• **INSTRUCTION**: Find every line in the records below that holds the word "TARRING", and copy each one.

• **GIVEN RECORDS**:
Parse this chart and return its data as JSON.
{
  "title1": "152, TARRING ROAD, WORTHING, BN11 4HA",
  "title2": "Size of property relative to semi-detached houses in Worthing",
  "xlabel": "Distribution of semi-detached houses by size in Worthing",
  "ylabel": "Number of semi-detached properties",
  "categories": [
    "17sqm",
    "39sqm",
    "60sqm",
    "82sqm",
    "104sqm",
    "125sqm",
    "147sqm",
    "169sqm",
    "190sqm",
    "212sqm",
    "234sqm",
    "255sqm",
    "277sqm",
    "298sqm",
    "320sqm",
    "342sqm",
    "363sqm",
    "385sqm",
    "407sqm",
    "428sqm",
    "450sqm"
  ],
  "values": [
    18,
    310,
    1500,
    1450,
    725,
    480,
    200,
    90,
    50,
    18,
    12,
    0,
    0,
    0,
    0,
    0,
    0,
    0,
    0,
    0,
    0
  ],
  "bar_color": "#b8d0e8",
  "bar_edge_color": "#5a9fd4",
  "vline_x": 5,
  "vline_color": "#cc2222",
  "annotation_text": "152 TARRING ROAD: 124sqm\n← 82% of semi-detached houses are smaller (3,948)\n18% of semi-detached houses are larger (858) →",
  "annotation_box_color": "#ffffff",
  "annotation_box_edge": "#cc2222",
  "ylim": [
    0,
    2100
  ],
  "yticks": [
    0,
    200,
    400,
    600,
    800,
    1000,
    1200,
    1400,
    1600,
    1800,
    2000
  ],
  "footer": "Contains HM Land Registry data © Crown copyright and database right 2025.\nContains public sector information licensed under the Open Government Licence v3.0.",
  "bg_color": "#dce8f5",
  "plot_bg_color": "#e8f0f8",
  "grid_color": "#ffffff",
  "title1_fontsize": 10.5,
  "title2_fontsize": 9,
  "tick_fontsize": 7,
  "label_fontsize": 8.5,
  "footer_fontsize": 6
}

• **THE COMPLETED TASK**:
  "title1": "152, TARRING ROAD, WORTHING, BN11 4HA",
  "annotation_text": "152 TARRING ROAD: 124sqm\n← 82% of semi-detached houses are smaller (3,948)\n18% of semi-detached houses are larger (858) →",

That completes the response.